- _WHAT YOU SHOULD DO_
Copy out all of the data below with no alterations.

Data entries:
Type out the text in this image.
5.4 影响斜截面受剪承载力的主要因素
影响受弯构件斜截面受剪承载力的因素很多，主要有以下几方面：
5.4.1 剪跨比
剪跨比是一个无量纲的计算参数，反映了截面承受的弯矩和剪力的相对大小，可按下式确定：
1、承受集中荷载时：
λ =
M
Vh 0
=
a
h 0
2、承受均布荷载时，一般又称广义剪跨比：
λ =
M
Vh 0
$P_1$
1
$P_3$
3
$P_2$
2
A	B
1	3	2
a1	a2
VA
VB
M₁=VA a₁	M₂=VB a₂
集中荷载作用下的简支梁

- _SOLUTION FOR THIS TASK_
Type out the text in this image.
5.4 影响斜截面受剪承载力的主要因素
影响受弯构件斜截面受剪承载力的因素很多，主要有以下几方面：
5.4.1 剪跨比
剪跨比是一个无量纲的计算参数，反映了截面承受的弯矩和剪力的相对大小，可按下式确定：
1、承受集中荷载时：
λ =
M
Vh 0
=
a
h 0
2、承受均布荷载时，一般又称广义剪跨比：
λ =
M
Vh 0
$P_1$
1
$P_3$
3
$P_2$
2
A	B
1	3	2
a1	a2
VA
VB
M₁=VA a₁	M₂=VB a₂
集中荷载作用下的简支梁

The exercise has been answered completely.